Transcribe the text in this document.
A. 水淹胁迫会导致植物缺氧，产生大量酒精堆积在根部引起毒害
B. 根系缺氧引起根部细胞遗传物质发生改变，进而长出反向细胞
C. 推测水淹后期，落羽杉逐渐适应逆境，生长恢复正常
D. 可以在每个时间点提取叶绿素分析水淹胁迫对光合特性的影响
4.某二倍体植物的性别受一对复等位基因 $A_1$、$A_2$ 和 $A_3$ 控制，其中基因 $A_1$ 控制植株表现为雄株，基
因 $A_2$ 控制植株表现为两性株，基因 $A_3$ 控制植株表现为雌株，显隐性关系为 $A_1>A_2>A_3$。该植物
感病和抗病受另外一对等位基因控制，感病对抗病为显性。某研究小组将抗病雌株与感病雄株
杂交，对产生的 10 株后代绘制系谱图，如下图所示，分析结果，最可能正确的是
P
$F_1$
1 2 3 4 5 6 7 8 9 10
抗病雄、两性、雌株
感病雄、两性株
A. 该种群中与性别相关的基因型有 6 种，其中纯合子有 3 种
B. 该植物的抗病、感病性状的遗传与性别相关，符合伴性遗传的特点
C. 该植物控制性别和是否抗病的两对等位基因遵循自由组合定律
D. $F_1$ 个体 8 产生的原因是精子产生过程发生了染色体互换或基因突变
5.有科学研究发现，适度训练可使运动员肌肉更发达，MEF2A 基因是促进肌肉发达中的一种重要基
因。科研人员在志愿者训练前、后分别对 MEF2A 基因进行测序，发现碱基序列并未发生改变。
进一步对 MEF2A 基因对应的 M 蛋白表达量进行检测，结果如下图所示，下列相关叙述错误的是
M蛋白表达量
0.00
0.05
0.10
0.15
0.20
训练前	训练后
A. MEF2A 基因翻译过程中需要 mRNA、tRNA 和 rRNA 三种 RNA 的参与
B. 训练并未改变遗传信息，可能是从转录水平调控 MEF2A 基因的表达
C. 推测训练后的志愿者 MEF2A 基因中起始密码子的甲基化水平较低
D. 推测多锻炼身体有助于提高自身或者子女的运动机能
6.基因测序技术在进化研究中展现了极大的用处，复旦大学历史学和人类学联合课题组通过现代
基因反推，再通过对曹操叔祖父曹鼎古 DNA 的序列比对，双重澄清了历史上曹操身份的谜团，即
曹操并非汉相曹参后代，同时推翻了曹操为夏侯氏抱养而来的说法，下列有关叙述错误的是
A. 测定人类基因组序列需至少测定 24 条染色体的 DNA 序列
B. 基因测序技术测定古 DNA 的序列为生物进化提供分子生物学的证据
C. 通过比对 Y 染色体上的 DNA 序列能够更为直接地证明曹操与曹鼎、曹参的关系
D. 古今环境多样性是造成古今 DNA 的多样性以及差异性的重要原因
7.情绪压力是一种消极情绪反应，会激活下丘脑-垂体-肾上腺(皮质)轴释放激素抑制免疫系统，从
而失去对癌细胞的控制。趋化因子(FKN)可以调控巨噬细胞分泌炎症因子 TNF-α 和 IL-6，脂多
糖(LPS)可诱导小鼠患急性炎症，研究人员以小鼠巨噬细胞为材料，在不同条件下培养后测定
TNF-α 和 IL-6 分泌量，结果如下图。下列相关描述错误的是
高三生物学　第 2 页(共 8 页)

********

Description of the task.
Taking the entries above, please repeat each one exactly.

Completed exercise.
Transcribe the text in this document.
A. 水淹胁迫会导致植物缺氧，产生大量酒精堆积在根部引起毒害
B. 根系缺氧引起根部细胞遗传物质发生改变，进而长出反向细胞
C. 推测水淹后期，落羽杉逐渐适应逆境，生长恢复正常
D. 可以在每个时间点提取叶绿素分析水淹胁迫对光合特性的影响
4.某二倍体植物的性别受一对复等位基因 $A_1$、$A_2$ 和 $A_3$ 控制，其中基因 $A_1$ 控制植株表现为雄株，基
因 $A_2$ 控制植株表现为两性株，基因 $A_3$ 控制植株表现为雌株，显隐性关系为 $A_1>A_2>A_3$。该植物
感病和抗病受另外一对等位基因控制，感病对抗病为显性。某研究小组将抗病雌株与感病雄株
杂交，对产生的 10 株后代绘制系谱图，如下图所示，分析结果，最可能正确的是
P
$F_1$
1 2 3 4 5 6 7 8 9 10
抗病雄、两性、雌株
感病雄、两性株
A. 该种群中与性别相关的基因型有 6 种，其中纯合子有 3 种
B. 该植物的抗病、感病性状的遗传与性别相关，符合伴性遗传的特点
C. 该植物控制性别和是否抗病的两对等位基因遵循自由组合定律
D. $F_1$ 个体 8 产生的原因是精子产生过程发生了染色体互换或基因突变
5.有科学研究发现，适度训练可使运动员肌肉更发达，MEF2A 基因是促进肌肉发达中的一种重要基
因。科研人员在志愿者训练前、后分别对 MEF2A 基因进行测序，发现碱基序列并未发生改变。
进一步对 MEF2A 基因对应的 M 蛋白表达量进行检测，结果如下图所示，下列相关叙述错误的是
M蛋白表达量
0.00
0.05
0.10
0.15
0.20
训练前	训练后
A. MEF2A 基因翻译过程中需要 mRNA、tRNA 和 rRNA 三种 RNA 的参与
B. 训练并未改变遗传信息，可能是从转录水平调控 MEF2A 基因的表达
C. 推测训练后的志愿者 MEF2A 基因中起始密码子的甲基化水平较低
D. 推测多锻炼身体有助于提高自身或者子女的运动机能
6.基因测序技术在进化研究中展现了极大的用处，复旦大学历史学和人类学联合课题组通过现代
基因反推，再通过对曹操叔祖父曹鼎古 DNA 的序列比对，双重澄清了历史上曹操身份的谜团，即
曹操并非汉相曹参后代，同时推翻了曹操为夏侯氏抱养而来的说法，下列有关叙述错误的是
A. 测定人类基因组序列需至少测定 24 条染色体的 DNA 序列
B. 基因测序技术测定古 DNA 的序列为生物进化提供分子生物学的证据
C. 通过比对 Y 染色体上的 DNA 序列能够更为直接地证明曹操与曹鼎、曹参的关系
D. 古今环境多样性是造成古今 DNA 的多样性以及差异性的重要原因
7.情绪压力是一种消极情绪反应，会激活下丘脑-垂体-肾上腺(皮质)轴释放激素抑制免疫系统，从
而失去对癌细胞的控制。趋化因子(FKN)可以调控巨噬细胞分泌炎症因子 TNF-α 和 IL-6，脂多
糖(LPS)可诱导小鼠患急性炎症，研究人员以小鼠巨噬细胞为材料，在不同条件下培养后测定
TNF-α 和 IL-6 分泌量，结果如下图。下列相关描述错误的是
高三生物学　第 2 页(共 8 页)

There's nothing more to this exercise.